Directive
Search the material for "Water" and show all lines that contain it.

[Saved entries]
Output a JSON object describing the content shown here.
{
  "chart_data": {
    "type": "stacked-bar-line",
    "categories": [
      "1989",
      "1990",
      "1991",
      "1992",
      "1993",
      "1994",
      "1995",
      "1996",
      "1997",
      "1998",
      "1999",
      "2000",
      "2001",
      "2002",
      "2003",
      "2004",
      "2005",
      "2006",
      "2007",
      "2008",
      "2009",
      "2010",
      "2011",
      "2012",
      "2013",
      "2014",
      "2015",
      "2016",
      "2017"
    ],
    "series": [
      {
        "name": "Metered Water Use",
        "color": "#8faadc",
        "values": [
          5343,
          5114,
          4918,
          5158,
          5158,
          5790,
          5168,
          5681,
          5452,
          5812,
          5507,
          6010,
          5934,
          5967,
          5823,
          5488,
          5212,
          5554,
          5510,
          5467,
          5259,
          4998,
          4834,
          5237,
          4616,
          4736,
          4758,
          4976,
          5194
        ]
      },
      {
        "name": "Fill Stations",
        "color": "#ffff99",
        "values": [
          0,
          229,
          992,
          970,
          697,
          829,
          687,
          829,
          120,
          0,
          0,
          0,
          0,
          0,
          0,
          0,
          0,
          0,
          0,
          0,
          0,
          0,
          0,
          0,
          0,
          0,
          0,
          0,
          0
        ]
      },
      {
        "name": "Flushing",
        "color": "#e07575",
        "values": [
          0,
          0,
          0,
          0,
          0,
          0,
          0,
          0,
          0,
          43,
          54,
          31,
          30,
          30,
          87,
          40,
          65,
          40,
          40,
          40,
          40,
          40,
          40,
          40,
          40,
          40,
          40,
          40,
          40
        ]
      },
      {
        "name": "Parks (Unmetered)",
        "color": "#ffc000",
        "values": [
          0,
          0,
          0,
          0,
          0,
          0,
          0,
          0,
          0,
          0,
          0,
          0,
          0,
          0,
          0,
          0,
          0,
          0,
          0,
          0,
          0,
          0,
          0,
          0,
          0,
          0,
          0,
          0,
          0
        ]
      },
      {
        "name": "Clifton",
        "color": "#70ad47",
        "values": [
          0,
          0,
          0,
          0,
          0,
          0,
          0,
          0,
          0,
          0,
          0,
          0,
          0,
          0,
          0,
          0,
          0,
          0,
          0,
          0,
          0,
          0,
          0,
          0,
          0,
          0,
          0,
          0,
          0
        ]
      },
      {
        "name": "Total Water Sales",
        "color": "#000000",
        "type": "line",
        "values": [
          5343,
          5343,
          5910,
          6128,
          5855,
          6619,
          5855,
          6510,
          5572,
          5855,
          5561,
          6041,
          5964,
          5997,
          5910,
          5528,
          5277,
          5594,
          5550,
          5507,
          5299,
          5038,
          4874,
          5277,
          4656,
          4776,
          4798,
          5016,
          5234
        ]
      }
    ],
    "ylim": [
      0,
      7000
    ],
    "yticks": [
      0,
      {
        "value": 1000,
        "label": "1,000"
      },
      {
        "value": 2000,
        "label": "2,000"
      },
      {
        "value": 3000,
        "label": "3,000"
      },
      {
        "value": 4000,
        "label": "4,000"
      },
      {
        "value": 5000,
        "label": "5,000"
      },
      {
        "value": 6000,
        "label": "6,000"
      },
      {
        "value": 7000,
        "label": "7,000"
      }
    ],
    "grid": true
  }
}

Solution to this task
        "name": "Metered Water Use",
        "name": "Total Water Sales",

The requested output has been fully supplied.